-------- Reading text --------
Machine learning pipeline challenge.
The Challenge consists on the following:
1.- Create a Docker container with a DB and store with some dataset in it.
2.- Create a 2nd Docker container with all the procedure tu create a ML model and train one using the previous dataset.
3.- Create a 3rd Docker container with a 2nd Database for storing results from our model.
The dataset chosen was the classic titanic dataset and we are going to create a pipeline for a classification solution.
The steps taken for the training and testing, feature engineering, feature selection, model selection, validation and so on... are in the jupyter notebook: prod/titanic_example.ipynb
I am using PostgreSql for the DBs, python3.5, Docker and a bunch of libraries specified in the requirements.txt inside the folder prod
, but to test the system you only need docker... and the files from this repo.
1.- Open 2 terminals to build and run each container to get our DBs started.
BUILD container 1:
docker build --rm=true -t jfreek/postgresql:1 database/.
BUILD container 2:
docker build --rm=true -t jfreek/postgresql:2 results/.
--------
> **Objectives**:
(a) Write out the part of the pipeline challenge write-up from "Machine learning pipeline" to "dataset in it.", word for word.
(b) Using the pipeline challenge write-up, answer yes or no to each statement and quote the words that decide it: (i) the titanic dataset was chosen for the challenge; (ii) the databases run on MySQL; (iii) testing the system requires installing every library in the requirements file.
(c) Carry on the pipeline challenge write-up from the point where it stops.
The lines that come next have nothing to do with the pipeline challenge write-up.
-------- Recorded information --------
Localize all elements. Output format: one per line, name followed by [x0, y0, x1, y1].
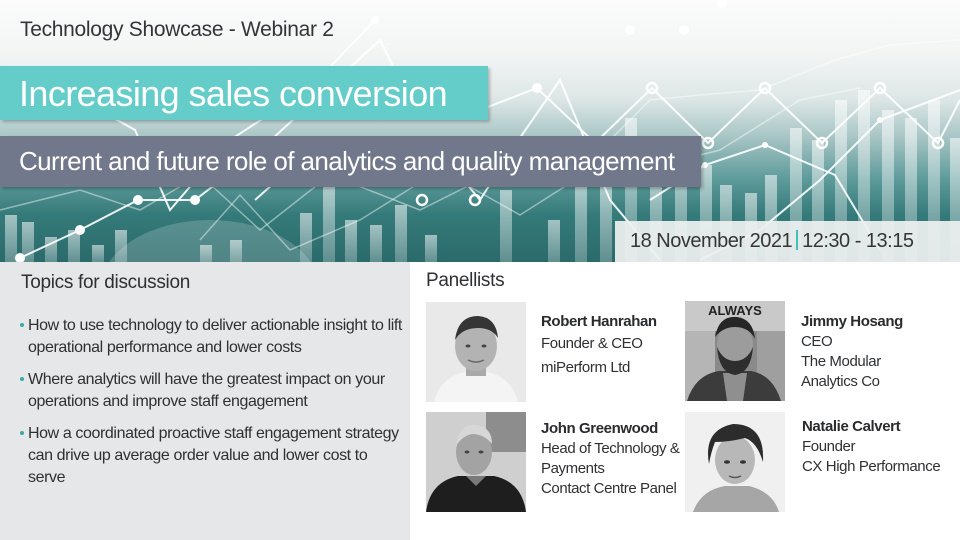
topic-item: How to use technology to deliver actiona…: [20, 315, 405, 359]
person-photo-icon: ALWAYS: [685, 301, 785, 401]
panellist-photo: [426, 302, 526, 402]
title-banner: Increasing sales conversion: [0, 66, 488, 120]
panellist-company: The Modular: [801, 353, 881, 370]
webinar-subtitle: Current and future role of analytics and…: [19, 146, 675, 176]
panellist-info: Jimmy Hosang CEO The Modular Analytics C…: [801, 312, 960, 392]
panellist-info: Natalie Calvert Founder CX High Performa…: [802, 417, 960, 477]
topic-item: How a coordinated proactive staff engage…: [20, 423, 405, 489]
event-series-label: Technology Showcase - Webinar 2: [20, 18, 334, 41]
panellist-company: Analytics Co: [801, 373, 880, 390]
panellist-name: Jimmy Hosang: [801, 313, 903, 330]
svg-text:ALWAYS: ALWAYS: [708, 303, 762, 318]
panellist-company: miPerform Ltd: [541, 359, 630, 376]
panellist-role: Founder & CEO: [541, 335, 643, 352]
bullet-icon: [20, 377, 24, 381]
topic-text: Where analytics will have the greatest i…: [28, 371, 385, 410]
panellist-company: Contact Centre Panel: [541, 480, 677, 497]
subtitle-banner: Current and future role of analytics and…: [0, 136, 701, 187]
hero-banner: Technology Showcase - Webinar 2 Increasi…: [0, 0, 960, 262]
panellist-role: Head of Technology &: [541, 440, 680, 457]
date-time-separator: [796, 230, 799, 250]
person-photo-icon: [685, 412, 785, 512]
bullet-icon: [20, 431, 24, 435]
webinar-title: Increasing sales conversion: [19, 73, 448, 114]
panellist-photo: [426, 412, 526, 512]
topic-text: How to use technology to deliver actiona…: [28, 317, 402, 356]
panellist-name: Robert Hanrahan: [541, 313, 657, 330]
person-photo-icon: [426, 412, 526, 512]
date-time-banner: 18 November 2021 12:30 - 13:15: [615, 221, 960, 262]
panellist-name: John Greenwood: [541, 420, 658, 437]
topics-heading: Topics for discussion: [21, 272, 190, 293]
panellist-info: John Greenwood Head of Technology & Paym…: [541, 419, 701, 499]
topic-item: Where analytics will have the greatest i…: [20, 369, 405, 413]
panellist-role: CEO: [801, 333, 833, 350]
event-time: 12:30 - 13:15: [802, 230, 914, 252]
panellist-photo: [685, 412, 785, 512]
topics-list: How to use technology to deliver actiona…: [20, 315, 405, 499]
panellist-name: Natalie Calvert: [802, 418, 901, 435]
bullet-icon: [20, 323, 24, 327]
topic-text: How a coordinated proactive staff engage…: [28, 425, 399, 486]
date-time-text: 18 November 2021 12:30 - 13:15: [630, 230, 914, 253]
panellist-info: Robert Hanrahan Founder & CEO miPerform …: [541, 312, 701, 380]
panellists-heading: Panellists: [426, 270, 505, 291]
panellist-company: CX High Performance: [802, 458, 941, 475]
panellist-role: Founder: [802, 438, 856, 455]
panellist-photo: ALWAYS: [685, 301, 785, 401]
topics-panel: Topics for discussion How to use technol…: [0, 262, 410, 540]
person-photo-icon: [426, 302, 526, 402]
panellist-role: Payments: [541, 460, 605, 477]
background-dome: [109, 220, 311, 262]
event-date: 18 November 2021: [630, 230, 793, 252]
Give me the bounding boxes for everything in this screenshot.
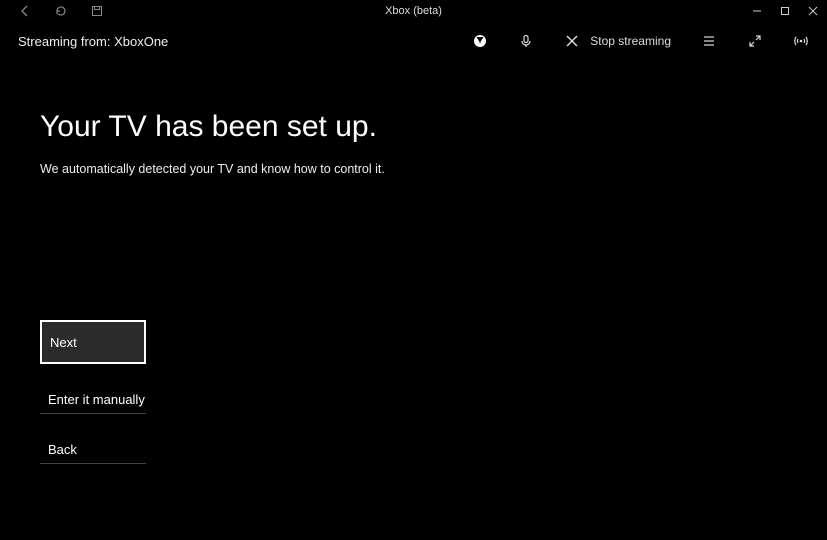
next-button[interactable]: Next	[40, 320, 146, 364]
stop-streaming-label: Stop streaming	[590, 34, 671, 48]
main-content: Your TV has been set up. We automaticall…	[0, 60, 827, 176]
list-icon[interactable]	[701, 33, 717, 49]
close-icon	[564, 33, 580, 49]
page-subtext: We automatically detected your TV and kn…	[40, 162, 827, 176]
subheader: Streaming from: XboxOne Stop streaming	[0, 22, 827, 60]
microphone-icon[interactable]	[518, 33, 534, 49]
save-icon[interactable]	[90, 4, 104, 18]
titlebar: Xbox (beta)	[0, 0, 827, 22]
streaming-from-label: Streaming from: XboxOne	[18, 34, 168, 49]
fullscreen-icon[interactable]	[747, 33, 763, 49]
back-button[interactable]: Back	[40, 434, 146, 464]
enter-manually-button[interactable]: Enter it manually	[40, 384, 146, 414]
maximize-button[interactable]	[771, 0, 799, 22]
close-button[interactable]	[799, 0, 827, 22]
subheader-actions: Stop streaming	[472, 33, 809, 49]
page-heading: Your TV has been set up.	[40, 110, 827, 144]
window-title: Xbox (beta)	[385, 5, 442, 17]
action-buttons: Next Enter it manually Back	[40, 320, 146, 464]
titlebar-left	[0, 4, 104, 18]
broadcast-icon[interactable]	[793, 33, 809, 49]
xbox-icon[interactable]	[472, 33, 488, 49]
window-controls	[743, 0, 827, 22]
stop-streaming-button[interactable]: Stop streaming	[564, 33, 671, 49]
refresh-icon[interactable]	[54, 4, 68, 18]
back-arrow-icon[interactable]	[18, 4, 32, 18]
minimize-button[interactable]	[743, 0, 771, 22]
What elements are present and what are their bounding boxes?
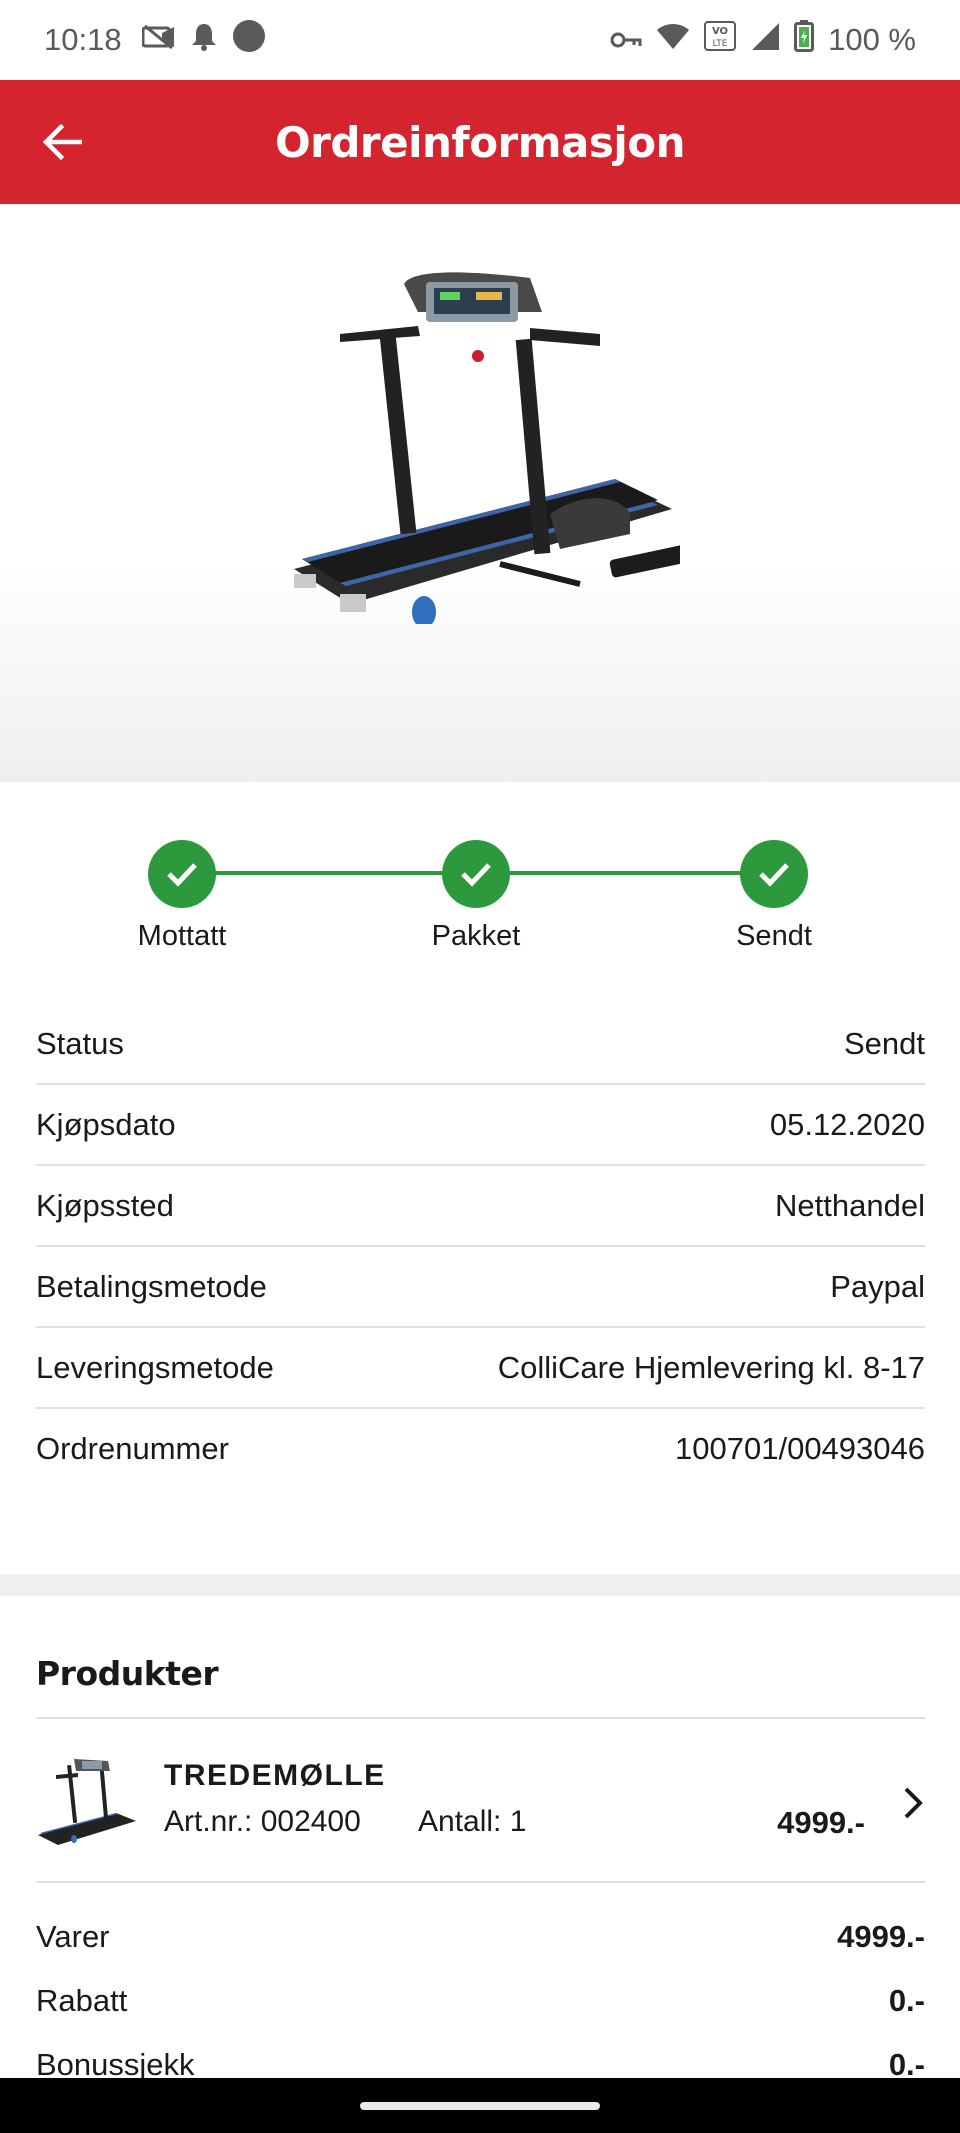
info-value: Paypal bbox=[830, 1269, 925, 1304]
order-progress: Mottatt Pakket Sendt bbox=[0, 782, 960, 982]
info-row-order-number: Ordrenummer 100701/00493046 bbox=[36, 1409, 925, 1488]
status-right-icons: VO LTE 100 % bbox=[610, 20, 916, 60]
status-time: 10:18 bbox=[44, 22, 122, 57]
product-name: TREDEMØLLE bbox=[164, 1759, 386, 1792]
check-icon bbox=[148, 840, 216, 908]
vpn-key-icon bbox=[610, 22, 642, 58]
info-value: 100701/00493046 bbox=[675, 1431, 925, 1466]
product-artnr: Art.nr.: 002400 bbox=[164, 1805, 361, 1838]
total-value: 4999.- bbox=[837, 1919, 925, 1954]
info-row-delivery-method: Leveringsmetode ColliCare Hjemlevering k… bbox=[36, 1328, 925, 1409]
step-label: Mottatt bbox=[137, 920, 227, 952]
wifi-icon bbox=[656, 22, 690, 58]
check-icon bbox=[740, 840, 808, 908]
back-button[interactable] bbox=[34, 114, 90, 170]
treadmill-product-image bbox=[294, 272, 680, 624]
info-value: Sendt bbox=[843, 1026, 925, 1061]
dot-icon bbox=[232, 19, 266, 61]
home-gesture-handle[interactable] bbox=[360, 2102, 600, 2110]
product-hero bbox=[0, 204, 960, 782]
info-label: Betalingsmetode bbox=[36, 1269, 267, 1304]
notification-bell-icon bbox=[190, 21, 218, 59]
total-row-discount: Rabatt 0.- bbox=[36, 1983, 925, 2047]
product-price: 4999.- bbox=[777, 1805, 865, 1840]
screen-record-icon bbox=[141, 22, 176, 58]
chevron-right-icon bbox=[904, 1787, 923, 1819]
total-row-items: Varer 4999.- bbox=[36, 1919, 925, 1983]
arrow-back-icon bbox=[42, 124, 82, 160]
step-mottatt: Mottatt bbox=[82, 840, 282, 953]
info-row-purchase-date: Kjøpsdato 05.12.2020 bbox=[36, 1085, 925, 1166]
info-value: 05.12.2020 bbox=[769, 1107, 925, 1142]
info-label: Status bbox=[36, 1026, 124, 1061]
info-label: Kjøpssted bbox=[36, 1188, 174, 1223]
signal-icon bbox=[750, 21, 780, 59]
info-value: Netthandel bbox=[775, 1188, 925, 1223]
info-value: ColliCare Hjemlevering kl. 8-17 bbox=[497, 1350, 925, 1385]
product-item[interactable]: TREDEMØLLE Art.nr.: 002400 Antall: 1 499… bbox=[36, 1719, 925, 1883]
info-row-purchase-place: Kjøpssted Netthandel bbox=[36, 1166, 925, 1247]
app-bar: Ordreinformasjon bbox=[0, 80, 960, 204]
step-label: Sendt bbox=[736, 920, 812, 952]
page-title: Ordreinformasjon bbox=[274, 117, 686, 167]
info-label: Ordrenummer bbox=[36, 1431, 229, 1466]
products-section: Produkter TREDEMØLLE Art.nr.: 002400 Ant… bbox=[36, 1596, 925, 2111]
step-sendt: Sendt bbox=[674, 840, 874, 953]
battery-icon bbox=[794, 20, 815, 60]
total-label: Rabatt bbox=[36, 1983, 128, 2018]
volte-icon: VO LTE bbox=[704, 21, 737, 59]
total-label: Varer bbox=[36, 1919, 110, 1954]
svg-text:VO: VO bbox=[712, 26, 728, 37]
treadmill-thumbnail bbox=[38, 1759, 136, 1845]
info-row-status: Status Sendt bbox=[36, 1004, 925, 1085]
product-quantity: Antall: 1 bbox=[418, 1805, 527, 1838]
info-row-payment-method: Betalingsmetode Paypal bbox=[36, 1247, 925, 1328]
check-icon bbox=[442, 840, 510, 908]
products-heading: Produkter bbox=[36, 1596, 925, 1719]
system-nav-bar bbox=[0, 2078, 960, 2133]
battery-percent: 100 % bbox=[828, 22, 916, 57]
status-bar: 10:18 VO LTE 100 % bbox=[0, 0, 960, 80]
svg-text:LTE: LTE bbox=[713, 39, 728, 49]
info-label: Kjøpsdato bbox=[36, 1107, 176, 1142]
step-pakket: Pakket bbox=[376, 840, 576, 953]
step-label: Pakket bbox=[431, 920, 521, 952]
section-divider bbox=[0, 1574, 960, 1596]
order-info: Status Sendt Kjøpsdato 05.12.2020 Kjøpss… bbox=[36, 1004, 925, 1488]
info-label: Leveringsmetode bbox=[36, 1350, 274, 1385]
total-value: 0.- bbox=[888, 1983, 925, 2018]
--------
> **Per-task outputs**:
(a)
Machine learning pipeline challenge.
The Challenge consists on the following:
1.- Create a Docker container with a DB and store with some dataset in it.

(b)
(i) Yes: "The dataset chosen was the classic titanic dataset"
(ii) No: "I am using PostgreSql for the DBs"
(iii) No: "to test the system you only need docker... and the files from this repo."

(c)
RUN DBs:
docker run -i -t -p 5432:5432 jfreek/postgresql:1
docker run -i -t -p 5433:5432 jfreek/postgresql:2
2.- Run Pipeline:
Build and run Container for our Production code:
Build:
docker build -t mlpipeline:1 prod/.
Run:
docker run --rm --network=host -it mlpipeline:1 /bin/bash -c "python pipeline.py"
I used prints to show each step of the pipeline, in the real world you may want to use logs.
3-. Check results
Open another 2 terminals and connect to the DBs and check for the content of the tables created.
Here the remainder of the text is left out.